◆ What is asked
All records must be quoted exactly. Omit the pictures.

═══ Records to use ═══

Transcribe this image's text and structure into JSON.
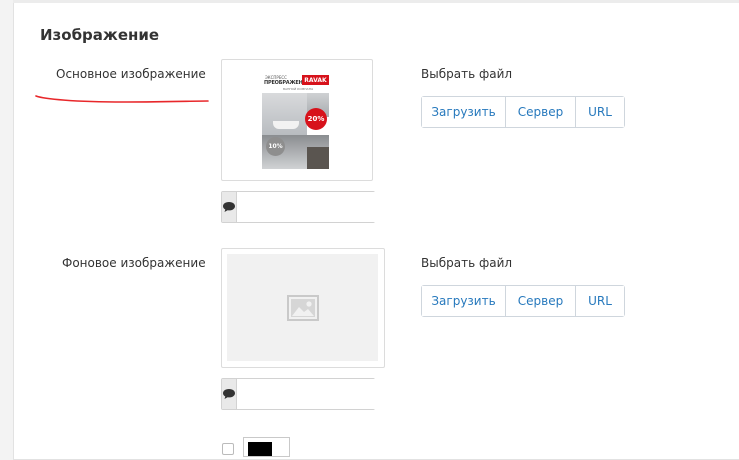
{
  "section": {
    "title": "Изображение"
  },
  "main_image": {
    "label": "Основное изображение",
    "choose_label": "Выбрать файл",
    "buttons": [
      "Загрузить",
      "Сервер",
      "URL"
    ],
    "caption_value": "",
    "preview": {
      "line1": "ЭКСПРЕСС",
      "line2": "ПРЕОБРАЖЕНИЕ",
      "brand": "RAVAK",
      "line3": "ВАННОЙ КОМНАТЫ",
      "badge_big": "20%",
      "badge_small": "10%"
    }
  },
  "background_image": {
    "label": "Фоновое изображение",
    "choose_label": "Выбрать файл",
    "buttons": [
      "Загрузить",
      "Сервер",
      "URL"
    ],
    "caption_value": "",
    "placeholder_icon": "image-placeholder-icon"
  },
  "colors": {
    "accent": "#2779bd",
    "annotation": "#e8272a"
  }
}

═══

◆ Solution below
Transcribe this image's text and structure into JSON.
{
  "section": {
    "title": "Изображение"
  },
  "main_image": {
    "label": "Основное изображение",
    "choose_label": "Выбрать файл",
    "buttons": [
      "Загрузить",
      "Сервер",
      "URL"
    ],
    "caption_value": "",
    "preview": {
      "line1": "ЭКСПРЕСС",
      "line2": "ПРЕОБРАЖЕНИЕ",
      "brand": "RAVAK",
      "line3": "ВАННОЙ КОМНАТЫ",
      "badge_big": "20%",
      "badge_small": "10%"
    }
  },
  "background_image": {
    "label": "Фоновое изображение",
    "choose_label": "Выбрать файл",
    "buttons": [
      "Загрузить",
      "Сервер",
      "URL"
    ],
    "caption_value": "",
    "placeholder_icon": "image-placeholder-icon"
  },
  "colors": {
    "accent": "#2779bd",
    "annotation": "#e8272a"
  }
}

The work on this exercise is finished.